[SOURCE RECORDS start]

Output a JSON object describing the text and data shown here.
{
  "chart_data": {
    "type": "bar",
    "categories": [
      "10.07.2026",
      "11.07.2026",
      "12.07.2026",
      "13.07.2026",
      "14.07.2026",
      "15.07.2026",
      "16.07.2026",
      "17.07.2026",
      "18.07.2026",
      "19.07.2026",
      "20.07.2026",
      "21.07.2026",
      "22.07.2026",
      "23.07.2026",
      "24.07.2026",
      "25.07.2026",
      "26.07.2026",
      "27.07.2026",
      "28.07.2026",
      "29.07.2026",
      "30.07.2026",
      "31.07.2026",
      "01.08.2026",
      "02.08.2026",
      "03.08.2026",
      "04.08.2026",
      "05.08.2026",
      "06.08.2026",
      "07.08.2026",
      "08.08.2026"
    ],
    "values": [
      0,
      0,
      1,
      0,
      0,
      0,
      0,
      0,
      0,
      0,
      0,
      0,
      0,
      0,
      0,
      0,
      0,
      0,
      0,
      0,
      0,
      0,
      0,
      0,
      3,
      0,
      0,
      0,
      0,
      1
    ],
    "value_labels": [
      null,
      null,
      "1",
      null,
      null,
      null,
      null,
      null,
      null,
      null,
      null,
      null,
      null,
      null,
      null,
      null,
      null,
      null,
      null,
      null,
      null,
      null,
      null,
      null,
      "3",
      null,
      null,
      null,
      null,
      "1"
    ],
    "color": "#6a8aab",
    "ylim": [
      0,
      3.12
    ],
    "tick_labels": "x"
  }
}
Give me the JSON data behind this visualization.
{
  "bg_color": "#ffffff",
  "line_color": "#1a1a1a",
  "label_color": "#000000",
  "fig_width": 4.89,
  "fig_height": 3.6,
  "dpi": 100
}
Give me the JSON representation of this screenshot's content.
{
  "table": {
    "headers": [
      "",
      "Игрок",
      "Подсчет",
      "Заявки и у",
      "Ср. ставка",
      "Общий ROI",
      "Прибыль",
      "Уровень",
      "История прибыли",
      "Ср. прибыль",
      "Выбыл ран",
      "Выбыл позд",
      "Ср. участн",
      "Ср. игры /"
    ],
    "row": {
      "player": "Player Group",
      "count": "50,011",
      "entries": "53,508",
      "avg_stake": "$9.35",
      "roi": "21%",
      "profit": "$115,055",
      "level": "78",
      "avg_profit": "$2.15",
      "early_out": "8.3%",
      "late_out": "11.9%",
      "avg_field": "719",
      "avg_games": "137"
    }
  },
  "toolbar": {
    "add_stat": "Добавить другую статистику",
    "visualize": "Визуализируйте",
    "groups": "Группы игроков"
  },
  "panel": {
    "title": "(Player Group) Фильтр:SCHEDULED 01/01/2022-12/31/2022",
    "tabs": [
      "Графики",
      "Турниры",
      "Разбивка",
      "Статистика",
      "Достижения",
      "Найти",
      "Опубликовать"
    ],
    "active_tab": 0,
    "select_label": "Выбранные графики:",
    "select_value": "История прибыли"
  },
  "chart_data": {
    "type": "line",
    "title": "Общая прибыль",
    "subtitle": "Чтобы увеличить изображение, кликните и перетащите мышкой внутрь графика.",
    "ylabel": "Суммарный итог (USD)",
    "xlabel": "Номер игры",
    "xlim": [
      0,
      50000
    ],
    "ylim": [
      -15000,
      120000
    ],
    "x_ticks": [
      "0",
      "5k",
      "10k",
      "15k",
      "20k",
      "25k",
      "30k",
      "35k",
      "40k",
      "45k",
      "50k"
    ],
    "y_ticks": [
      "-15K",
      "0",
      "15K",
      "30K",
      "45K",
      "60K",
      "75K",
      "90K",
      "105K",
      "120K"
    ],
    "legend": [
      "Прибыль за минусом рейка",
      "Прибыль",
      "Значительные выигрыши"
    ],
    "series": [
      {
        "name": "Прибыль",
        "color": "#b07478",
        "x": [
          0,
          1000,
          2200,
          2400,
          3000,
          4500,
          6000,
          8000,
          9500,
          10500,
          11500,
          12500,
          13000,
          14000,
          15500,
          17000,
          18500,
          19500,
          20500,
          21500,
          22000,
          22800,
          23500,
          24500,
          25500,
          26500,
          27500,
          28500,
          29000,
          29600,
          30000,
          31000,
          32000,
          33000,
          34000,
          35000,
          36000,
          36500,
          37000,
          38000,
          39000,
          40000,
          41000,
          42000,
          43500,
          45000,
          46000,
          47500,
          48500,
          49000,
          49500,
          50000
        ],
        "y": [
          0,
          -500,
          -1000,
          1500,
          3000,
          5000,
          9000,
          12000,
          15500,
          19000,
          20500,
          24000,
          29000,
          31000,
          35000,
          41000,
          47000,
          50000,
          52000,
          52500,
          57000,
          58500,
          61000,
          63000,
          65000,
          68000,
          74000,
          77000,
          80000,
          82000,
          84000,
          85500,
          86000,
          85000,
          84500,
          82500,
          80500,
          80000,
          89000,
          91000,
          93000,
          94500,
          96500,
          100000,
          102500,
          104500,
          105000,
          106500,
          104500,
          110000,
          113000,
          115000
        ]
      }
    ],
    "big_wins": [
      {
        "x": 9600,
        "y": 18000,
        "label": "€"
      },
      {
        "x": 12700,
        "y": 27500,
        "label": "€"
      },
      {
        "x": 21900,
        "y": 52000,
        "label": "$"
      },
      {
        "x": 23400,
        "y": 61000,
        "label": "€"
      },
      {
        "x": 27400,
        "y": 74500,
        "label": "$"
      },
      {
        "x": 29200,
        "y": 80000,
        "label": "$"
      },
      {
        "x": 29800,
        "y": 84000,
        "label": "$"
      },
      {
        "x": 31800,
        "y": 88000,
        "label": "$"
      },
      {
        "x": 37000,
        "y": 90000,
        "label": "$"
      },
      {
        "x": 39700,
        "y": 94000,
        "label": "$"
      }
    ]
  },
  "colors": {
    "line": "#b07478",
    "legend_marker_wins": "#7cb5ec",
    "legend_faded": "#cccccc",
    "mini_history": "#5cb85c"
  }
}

[SOURCE RECORDS end]

== GOAL ==
Return every line above that contains the word "this".

== COMPLETED EXERCISE ==
Give me the JSON data behind this visualization.
Give me the JSON representation of this screenshot's content.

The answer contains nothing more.